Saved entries
= = = =
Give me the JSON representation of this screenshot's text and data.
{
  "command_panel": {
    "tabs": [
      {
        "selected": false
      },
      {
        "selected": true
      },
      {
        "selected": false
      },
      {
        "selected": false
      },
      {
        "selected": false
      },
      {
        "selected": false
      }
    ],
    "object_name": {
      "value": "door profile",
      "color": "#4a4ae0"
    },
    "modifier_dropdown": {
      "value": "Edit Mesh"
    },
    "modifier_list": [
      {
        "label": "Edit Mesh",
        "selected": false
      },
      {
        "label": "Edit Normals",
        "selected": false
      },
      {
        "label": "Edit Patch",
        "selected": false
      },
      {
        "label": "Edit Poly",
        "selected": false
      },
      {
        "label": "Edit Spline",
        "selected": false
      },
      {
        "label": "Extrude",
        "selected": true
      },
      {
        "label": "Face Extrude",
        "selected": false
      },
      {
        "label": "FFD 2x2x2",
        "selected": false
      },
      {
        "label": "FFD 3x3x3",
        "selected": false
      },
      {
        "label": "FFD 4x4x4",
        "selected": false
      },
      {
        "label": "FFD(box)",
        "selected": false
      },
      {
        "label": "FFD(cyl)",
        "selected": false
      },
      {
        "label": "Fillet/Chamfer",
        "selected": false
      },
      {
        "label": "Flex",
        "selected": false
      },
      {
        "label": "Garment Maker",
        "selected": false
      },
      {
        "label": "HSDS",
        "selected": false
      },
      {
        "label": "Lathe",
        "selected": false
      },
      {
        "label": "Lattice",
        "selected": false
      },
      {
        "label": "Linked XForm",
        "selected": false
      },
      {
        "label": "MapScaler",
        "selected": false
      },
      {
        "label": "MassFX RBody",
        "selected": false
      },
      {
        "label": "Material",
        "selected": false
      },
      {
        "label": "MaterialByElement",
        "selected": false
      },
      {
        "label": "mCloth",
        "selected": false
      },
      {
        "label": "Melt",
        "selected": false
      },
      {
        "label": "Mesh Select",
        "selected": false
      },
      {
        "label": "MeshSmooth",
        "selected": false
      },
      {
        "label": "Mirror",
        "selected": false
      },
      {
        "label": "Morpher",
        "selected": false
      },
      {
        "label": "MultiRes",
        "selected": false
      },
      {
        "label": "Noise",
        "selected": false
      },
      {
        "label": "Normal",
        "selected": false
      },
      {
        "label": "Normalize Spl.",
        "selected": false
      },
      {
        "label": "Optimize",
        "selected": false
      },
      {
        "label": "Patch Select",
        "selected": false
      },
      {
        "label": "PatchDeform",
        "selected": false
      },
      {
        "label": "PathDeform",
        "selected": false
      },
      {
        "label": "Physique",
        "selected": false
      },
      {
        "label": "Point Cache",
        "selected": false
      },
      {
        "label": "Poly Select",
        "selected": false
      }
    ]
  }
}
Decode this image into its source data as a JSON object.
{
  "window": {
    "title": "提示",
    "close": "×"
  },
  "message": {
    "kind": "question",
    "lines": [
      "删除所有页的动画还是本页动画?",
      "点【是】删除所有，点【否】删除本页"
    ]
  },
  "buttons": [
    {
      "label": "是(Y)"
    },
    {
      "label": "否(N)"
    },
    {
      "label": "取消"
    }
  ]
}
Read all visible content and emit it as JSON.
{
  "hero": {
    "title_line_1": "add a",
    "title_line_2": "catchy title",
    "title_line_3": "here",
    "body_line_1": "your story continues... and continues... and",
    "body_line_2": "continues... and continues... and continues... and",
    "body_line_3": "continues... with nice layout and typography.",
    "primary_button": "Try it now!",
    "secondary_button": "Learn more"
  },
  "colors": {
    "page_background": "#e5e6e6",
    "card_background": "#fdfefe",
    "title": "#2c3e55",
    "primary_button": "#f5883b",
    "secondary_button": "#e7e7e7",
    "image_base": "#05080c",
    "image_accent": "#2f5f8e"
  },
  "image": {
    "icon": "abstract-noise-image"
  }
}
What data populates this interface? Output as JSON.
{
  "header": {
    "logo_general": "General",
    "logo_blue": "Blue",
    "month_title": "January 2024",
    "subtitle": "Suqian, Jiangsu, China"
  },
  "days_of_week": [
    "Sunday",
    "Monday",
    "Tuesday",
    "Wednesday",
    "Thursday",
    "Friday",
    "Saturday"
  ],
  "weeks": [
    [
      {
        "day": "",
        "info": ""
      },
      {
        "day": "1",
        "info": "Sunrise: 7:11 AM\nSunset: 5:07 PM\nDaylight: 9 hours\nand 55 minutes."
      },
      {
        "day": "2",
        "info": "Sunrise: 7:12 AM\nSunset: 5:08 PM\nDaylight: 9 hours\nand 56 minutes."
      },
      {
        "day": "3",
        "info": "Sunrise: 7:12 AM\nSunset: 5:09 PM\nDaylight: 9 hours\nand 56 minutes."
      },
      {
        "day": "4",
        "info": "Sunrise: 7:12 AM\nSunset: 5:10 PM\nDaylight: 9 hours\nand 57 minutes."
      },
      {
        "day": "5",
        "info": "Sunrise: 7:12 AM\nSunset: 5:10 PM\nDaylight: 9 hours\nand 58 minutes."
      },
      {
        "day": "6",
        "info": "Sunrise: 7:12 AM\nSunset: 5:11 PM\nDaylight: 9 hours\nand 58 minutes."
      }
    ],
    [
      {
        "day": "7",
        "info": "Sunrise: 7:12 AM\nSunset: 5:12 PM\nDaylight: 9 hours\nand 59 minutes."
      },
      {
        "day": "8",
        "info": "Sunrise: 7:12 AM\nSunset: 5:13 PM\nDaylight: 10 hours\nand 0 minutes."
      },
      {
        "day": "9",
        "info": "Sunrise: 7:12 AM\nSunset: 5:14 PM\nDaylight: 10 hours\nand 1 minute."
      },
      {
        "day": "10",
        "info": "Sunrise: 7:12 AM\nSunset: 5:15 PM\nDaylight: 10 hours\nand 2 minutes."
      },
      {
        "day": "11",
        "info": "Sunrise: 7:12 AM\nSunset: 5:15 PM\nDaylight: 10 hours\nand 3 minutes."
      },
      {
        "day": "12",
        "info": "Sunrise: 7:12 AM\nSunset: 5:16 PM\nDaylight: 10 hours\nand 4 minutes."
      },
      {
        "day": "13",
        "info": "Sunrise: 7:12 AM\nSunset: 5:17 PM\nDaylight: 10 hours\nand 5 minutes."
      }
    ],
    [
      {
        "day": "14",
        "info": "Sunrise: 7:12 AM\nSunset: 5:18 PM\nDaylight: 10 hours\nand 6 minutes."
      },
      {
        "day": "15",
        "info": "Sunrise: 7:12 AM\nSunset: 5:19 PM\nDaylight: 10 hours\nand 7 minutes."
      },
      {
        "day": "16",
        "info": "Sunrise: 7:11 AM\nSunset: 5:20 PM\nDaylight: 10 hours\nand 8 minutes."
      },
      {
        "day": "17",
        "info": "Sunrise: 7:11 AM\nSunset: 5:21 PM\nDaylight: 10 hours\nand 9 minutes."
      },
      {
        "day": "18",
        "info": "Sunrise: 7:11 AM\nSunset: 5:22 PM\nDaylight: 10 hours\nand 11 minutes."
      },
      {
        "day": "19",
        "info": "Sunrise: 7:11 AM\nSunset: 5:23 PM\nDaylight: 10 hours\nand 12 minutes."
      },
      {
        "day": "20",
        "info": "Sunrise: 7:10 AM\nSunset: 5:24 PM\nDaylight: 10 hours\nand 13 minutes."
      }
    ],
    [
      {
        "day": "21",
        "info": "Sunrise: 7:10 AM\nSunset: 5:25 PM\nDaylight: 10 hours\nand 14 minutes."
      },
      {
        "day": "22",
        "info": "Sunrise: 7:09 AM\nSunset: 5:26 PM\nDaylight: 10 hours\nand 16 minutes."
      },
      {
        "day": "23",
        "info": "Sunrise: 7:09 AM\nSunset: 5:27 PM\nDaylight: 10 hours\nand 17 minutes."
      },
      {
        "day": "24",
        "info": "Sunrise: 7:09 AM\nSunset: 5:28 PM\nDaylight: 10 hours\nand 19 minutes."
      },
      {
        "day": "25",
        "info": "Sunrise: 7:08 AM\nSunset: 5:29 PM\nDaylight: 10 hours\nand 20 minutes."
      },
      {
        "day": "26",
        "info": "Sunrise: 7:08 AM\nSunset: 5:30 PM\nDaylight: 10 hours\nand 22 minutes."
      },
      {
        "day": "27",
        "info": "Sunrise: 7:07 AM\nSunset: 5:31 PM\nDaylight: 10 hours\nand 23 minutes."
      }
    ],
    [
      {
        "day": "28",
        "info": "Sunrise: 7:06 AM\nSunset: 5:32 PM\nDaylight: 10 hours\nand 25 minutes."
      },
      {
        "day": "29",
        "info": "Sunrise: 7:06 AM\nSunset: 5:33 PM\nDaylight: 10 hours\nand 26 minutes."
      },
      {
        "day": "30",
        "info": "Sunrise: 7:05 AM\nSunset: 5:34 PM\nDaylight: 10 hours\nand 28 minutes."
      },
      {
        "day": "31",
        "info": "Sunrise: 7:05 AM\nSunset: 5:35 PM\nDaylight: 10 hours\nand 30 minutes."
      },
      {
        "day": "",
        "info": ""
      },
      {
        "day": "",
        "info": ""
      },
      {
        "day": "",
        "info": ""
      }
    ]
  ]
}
= = = =
Return each line with "JSON".

Solution to this task:
Give me the JSON representation of this screenshot's text and data.
Decode this image into its source data as a JSON object.
Read all visible content and emit it as JSON.
What data populates this interface? Output as JSON.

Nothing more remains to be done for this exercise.